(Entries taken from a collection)
•••••

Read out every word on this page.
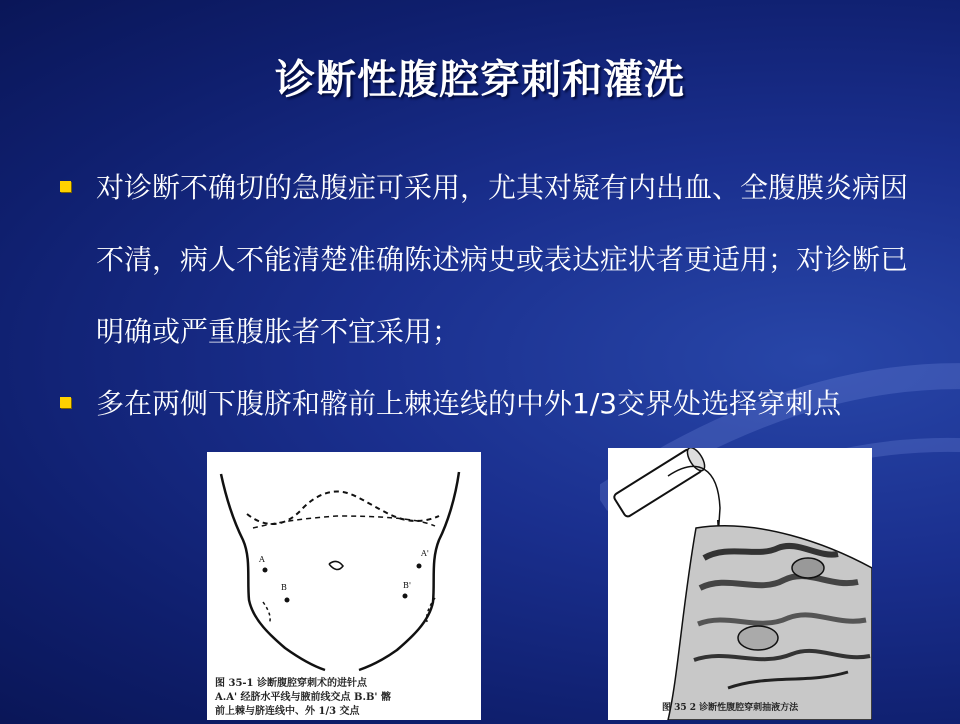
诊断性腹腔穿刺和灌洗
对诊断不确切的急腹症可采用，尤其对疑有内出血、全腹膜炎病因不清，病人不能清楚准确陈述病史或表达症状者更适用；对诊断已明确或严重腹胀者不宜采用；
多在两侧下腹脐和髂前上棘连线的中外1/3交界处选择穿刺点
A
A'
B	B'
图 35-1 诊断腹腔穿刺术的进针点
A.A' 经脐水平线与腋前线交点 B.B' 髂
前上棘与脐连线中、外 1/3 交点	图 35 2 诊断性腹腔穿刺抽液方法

•••••

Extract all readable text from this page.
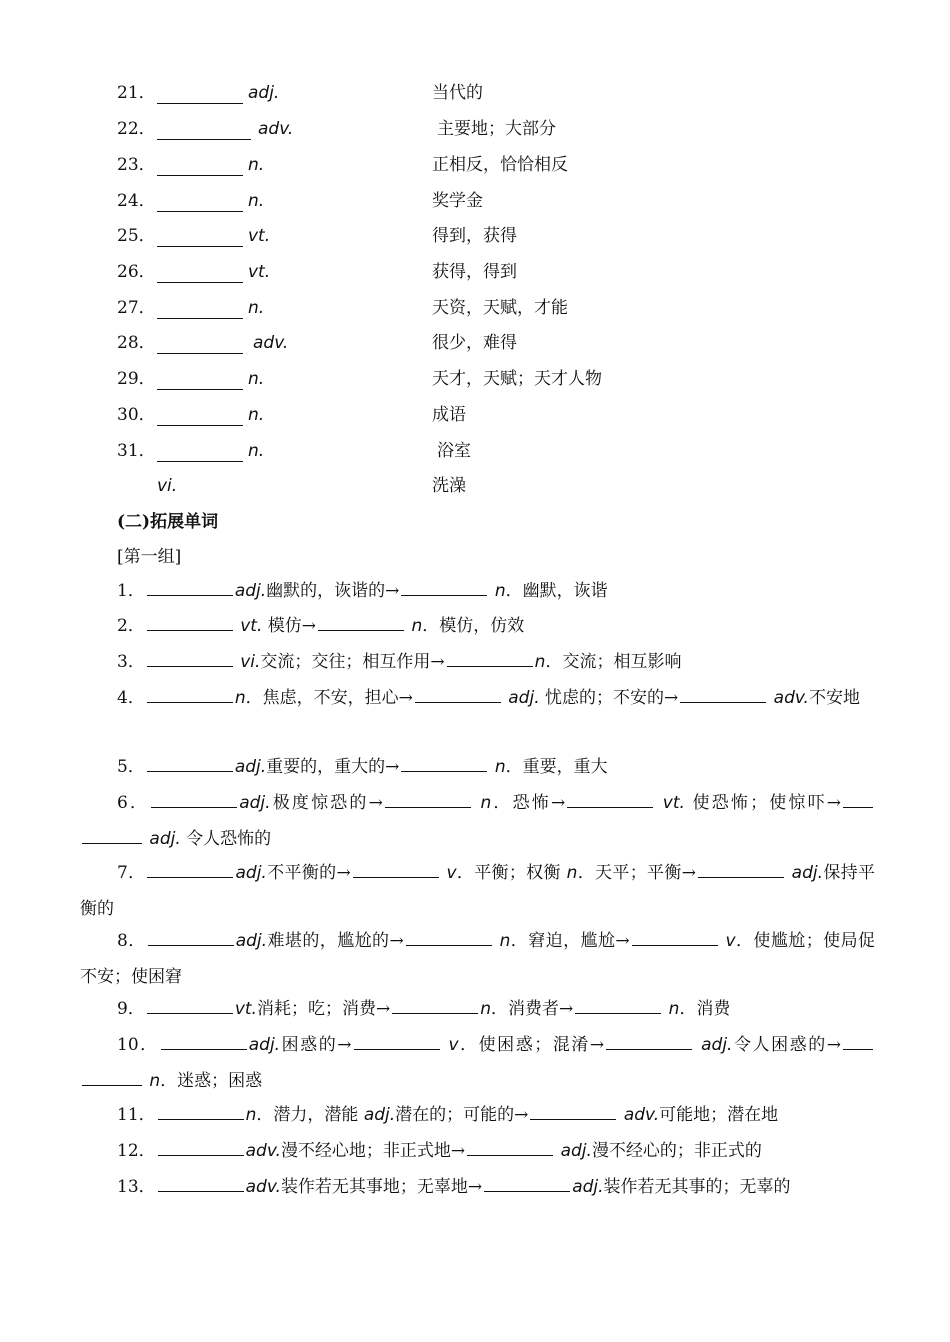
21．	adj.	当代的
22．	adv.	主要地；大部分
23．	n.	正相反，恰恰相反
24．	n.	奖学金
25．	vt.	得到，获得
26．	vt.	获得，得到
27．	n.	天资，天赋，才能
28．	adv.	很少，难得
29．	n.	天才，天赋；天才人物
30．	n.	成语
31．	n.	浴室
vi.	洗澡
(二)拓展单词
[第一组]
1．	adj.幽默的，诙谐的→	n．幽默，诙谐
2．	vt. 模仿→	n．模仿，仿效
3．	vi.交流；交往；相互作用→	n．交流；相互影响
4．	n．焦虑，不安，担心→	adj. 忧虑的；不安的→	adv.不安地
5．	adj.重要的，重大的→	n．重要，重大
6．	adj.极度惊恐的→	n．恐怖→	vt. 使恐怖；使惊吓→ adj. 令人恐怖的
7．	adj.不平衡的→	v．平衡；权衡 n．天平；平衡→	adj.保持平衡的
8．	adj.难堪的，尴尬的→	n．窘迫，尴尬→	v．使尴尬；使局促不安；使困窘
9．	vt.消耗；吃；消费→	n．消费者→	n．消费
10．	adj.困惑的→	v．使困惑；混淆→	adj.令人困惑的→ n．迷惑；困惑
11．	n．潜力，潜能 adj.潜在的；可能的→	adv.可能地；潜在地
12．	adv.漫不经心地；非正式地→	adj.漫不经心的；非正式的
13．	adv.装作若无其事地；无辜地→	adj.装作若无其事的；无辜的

•••••

(Problem):
Copy every line above that includes the string "page".

(Right answer):
Read out every word on this page.
Extract all readable text from this page.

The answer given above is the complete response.